>> BEGIN Data entries

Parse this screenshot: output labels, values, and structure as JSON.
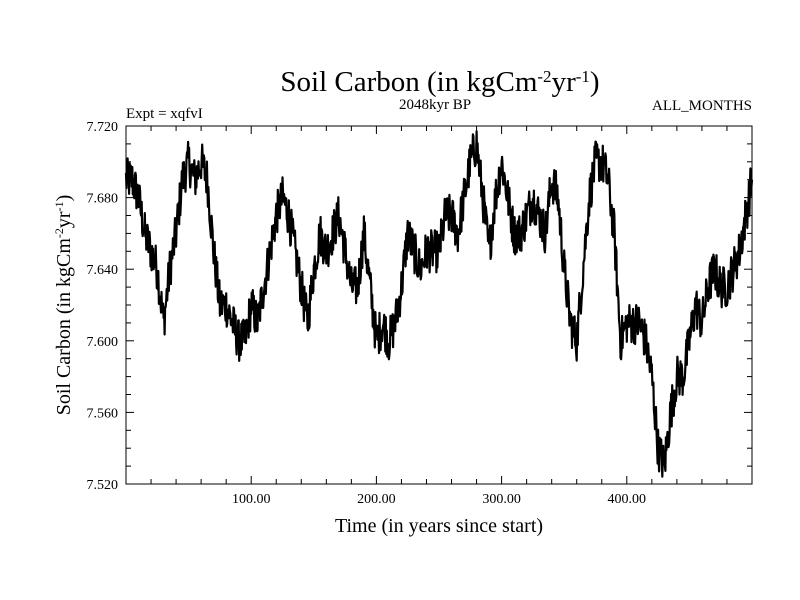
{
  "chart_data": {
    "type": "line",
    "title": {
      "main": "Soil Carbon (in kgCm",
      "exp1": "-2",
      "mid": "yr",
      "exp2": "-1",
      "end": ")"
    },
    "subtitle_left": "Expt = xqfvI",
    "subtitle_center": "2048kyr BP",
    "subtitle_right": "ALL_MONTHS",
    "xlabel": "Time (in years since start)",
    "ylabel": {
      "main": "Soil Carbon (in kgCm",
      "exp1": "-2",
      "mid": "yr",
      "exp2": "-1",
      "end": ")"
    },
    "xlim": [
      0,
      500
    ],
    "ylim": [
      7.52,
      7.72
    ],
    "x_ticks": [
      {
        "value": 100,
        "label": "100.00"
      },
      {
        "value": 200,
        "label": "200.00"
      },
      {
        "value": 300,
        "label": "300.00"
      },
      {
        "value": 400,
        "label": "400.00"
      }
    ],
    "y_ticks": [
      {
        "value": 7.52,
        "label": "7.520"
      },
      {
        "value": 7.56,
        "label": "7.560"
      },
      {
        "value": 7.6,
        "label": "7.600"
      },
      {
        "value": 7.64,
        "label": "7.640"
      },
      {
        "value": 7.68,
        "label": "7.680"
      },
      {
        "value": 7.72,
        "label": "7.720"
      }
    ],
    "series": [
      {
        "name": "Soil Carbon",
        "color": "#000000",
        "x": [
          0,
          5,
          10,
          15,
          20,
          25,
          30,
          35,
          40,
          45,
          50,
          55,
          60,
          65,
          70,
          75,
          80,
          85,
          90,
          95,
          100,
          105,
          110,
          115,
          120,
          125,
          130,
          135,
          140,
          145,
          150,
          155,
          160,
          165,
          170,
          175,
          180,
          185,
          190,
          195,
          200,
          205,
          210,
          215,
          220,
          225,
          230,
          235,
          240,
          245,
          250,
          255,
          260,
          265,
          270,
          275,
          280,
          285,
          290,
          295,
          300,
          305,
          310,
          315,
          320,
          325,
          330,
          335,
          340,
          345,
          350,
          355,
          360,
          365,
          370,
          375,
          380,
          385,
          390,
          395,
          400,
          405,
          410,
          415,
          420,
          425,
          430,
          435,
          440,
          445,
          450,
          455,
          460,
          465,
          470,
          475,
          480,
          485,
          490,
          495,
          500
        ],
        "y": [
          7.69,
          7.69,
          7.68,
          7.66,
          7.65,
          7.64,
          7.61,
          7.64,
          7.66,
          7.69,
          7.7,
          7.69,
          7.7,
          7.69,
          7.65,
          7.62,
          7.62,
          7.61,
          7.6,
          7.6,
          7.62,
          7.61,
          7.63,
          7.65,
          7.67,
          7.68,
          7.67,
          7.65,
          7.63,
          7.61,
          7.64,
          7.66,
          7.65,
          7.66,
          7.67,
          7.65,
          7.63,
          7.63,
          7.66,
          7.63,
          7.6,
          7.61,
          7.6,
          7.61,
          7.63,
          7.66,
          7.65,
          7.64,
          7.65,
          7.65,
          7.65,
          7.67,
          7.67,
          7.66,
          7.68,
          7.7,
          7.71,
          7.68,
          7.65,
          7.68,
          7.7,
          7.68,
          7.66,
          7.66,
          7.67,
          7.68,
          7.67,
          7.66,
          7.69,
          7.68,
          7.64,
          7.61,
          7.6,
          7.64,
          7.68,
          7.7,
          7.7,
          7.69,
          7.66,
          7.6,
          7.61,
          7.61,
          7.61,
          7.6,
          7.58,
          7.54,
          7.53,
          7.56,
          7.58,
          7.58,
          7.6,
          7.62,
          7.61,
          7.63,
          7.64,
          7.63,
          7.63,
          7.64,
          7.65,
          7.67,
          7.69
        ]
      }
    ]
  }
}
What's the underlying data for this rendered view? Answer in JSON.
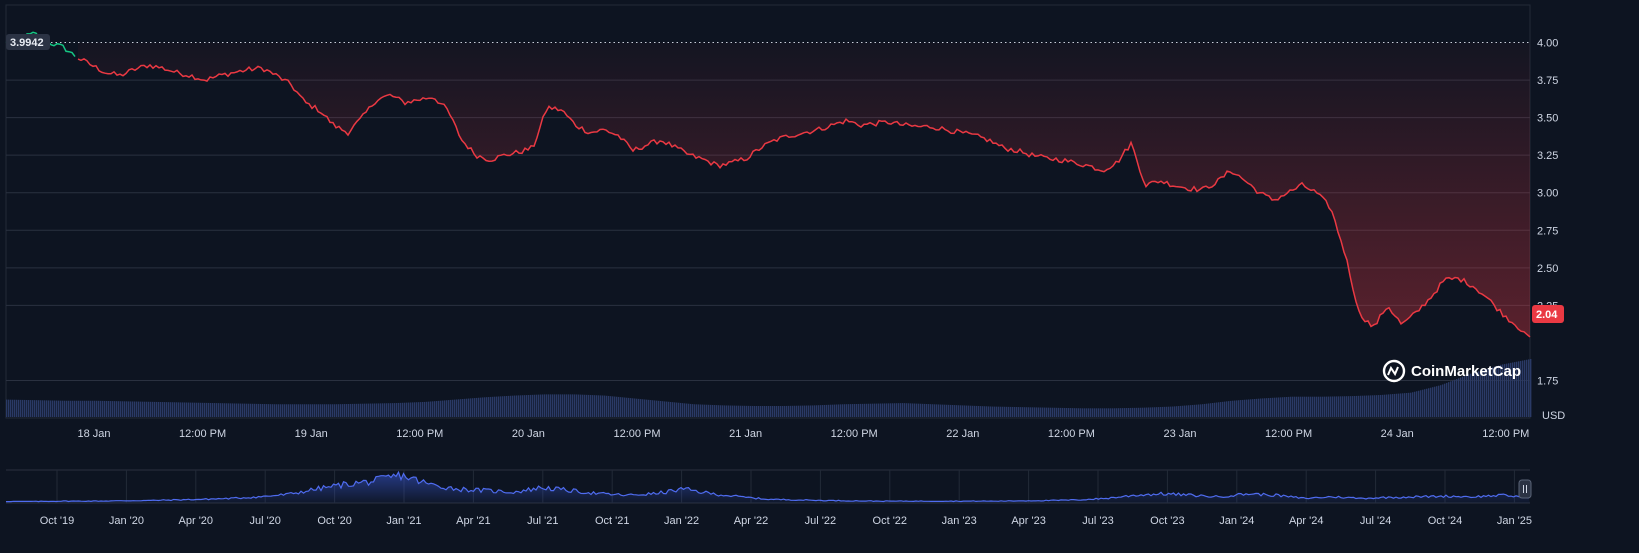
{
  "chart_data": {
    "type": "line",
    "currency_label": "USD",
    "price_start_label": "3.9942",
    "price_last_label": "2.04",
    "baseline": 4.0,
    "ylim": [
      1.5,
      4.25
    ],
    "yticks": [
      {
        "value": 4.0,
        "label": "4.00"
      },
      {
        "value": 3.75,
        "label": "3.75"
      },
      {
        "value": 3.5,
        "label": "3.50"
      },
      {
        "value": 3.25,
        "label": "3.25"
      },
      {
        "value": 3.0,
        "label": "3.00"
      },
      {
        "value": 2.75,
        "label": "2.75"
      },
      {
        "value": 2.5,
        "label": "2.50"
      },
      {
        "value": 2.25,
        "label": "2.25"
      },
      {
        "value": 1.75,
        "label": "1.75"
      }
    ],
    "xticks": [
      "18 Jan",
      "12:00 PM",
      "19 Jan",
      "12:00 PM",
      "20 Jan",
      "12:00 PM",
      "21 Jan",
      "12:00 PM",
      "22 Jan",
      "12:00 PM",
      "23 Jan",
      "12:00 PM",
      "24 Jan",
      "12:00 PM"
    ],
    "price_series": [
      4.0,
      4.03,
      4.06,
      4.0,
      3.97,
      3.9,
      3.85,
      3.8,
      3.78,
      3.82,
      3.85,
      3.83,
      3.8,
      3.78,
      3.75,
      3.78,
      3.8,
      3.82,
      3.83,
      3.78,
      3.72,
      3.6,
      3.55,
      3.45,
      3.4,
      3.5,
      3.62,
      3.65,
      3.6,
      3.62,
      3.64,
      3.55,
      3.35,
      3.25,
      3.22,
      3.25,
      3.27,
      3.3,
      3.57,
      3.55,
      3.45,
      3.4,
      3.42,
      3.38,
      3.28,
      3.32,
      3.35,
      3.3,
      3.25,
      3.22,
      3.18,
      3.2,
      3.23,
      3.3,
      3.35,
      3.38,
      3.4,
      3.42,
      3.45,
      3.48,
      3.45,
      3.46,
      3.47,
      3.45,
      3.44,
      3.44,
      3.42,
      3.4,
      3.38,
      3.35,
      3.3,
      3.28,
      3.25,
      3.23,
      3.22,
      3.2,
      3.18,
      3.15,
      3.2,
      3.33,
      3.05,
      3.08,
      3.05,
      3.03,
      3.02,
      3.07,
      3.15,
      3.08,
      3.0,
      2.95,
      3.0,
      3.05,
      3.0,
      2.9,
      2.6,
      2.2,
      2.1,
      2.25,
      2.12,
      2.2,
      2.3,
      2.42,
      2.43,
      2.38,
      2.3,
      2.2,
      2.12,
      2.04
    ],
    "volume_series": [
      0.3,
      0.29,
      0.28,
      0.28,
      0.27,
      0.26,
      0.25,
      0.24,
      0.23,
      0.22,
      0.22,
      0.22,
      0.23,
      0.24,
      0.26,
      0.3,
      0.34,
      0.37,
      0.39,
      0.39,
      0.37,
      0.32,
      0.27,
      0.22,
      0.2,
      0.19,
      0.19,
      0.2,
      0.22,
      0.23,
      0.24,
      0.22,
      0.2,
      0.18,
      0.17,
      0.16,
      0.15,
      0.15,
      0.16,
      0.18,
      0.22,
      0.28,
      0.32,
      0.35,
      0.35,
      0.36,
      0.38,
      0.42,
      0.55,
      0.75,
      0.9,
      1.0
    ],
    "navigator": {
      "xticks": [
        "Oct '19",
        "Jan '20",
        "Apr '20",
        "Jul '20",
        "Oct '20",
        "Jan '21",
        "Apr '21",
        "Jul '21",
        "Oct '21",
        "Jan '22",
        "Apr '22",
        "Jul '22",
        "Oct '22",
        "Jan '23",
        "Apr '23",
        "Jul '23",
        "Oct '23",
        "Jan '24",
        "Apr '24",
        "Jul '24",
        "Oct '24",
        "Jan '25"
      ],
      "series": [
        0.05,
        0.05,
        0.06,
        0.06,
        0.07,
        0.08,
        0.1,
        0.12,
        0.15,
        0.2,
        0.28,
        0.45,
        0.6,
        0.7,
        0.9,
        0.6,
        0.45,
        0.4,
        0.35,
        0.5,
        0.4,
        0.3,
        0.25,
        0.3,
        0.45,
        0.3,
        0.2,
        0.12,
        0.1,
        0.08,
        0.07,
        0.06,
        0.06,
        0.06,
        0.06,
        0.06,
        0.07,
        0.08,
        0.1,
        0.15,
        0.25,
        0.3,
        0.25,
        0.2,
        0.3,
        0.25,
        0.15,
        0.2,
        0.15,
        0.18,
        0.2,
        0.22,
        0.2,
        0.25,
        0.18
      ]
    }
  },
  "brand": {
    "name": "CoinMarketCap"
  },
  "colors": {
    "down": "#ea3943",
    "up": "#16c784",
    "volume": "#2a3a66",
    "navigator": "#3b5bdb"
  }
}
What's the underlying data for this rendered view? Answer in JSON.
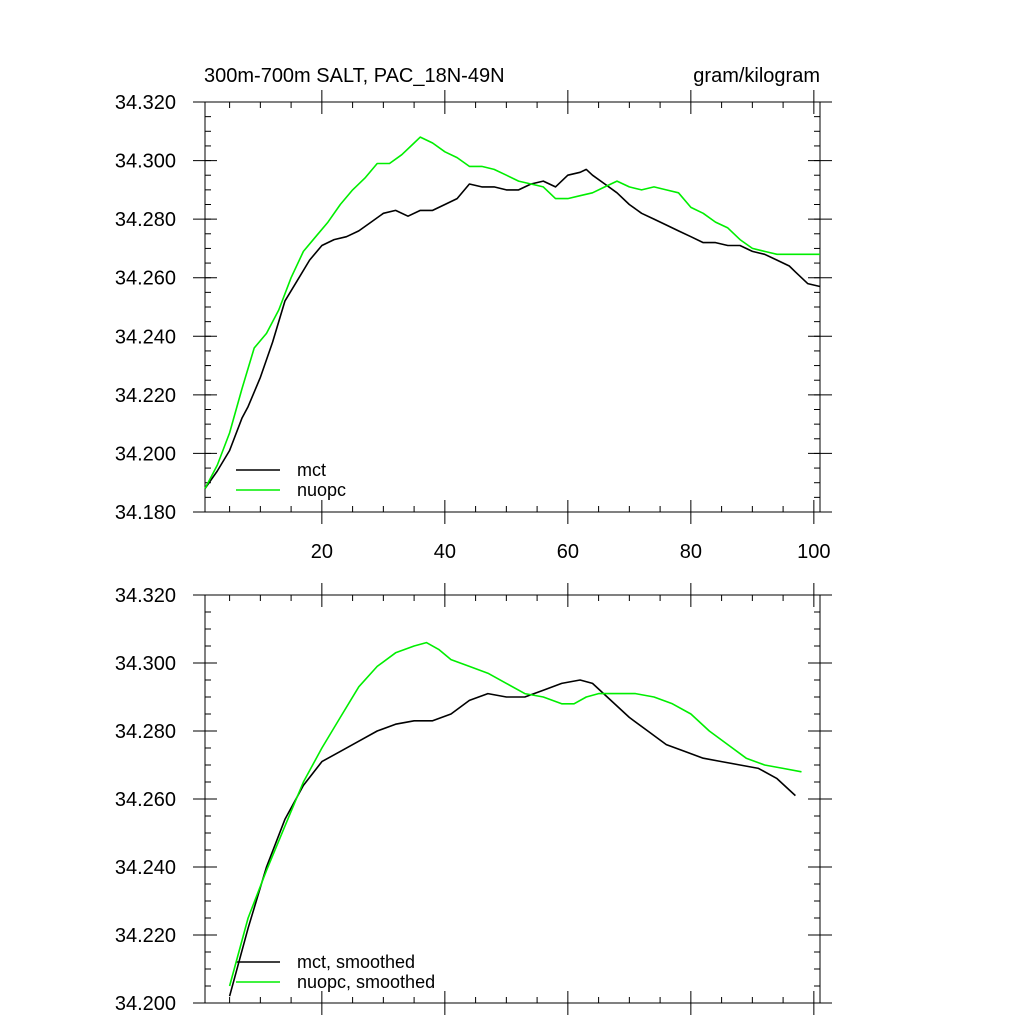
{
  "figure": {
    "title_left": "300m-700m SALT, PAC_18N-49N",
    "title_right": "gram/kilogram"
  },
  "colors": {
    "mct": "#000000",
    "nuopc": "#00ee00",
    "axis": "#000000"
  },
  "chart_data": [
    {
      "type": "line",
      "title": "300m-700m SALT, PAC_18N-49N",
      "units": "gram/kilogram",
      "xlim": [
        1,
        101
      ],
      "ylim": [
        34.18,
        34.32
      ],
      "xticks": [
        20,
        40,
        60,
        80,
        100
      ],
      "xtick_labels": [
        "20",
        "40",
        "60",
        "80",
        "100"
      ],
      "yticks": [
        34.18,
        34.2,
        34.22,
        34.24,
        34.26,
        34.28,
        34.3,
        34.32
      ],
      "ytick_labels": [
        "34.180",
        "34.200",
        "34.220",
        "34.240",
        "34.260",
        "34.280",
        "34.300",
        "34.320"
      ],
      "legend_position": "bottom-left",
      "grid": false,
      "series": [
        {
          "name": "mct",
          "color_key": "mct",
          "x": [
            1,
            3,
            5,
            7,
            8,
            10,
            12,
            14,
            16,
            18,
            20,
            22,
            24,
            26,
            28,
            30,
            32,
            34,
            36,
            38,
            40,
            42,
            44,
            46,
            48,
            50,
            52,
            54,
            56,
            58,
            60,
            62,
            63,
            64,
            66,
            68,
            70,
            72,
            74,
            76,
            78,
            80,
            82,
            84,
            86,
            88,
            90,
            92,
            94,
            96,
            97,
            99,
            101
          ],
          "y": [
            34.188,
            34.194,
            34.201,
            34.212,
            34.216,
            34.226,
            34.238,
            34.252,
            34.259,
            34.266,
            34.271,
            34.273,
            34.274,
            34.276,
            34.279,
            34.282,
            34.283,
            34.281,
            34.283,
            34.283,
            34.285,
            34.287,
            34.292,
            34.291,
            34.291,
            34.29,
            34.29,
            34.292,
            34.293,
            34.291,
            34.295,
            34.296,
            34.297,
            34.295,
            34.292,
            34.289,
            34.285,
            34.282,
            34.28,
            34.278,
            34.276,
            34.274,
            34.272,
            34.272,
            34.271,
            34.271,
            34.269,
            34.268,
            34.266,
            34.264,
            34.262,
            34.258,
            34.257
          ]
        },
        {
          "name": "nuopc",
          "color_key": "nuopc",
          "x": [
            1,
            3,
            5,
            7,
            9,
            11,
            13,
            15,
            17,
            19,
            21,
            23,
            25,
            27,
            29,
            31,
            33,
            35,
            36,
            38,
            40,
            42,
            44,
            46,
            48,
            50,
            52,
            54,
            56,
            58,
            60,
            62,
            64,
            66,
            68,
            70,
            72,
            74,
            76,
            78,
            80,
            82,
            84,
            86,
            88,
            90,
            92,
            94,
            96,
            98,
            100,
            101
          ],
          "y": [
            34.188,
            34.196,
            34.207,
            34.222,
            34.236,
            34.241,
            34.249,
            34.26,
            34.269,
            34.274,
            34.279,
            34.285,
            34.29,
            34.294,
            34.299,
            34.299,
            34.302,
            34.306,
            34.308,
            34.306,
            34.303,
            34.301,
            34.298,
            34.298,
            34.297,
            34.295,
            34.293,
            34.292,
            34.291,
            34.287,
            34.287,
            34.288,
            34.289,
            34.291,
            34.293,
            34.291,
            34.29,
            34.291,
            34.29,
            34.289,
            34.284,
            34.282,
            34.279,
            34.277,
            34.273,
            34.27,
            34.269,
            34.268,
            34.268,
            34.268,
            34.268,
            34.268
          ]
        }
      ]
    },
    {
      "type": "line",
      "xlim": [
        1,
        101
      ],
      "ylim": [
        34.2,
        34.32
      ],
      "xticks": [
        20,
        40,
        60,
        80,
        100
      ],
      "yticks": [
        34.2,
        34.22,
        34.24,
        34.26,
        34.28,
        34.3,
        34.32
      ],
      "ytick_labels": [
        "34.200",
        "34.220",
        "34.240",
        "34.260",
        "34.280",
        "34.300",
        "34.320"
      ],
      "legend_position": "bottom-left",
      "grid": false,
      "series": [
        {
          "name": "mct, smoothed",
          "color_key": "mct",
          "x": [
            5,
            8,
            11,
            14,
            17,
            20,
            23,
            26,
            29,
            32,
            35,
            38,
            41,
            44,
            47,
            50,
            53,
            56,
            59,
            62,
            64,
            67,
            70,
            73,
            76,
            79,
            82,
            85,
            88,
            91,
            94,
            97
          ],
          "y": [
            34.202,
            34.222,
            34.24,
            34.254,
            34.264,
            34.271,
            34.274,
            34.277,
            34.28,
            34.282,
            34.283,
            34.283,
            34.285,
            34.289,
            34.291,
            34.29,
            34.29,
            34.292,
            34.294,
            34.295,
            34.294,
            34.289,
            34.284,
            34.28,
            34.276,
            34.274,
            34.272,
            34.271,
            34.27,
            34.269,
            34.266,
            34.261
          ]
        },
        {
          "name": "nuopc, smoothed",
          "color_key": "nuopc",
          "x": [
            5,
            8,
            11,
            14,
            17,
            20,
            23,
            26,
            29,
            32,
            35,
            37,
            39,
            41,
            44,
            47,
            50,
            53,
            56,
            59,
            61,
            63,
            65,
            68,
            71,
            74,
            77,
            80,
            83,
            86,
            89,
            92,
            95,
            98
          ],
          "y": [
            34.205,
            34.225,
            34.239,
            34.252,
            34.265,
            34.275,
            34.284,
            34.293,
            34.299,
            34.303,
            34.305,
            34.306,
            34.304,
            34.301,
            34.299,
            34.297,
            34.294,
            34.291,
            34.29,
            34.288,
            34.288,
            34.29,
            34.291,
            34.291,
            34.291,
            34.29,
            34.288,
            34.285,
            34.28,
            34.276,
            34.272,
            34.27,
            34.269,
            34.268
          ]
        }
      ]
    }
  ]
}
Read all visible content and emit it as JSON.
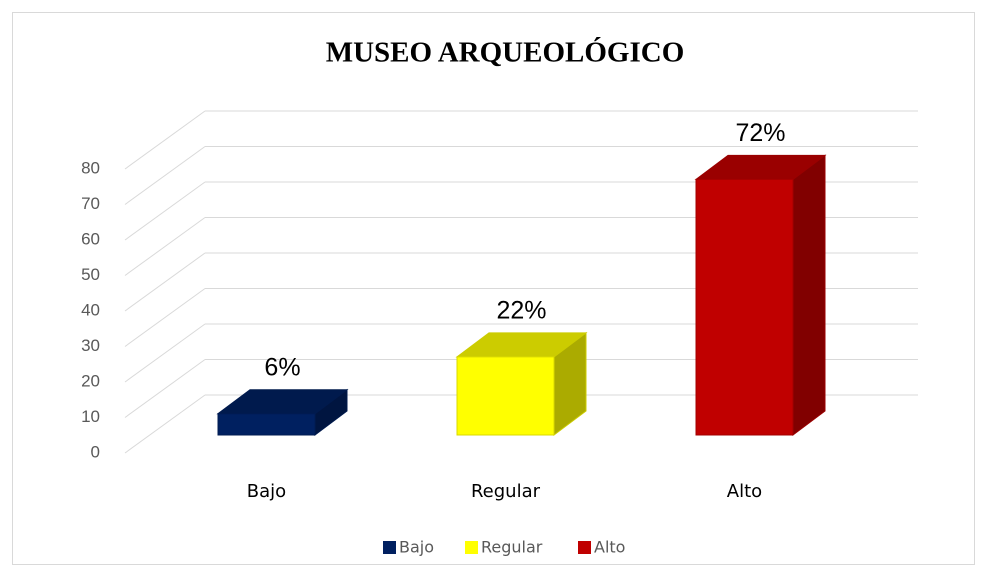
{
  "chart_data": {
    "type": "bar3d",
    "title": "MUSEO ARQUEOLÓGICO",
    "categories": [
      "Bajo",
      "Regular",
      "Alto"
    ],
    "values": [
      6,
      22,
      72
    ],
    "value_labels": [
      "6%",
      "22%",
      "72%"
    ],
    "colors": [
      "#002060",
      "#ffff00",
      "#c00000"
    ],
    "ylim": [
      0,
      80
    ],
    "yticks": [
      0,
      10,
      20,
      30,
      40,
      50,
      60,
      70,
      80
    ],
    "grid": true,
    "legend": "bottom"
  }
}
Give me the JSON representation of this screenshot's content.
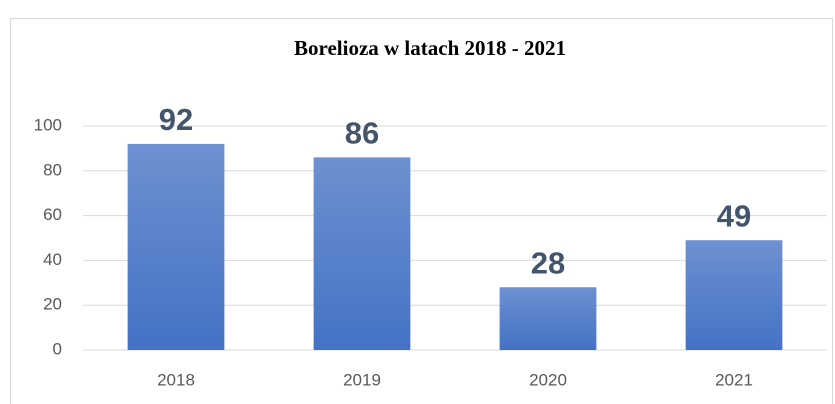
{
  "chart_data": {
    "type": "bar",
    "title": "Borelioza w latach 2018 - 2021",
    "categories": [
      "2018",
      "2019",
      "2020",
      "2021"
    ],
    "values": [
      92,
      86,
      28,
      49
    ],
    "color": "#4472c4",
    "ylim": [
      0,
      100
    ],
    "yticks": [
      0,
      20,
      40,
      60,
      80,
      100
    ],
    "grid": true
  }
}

>> END Data entries

**Exercise objective:** Copy each line that contains the word "JSON".

**The reply:**
Parse this screenshot: output labels, values, and structure as JSON.
What's the underlying data for this rendered view? Answer in JSON.
What's the underlying data for this rendered view? Answer in JSON.
Read all visible content and emit it as JSON.
Give me the JSON representation of this screenshot's content.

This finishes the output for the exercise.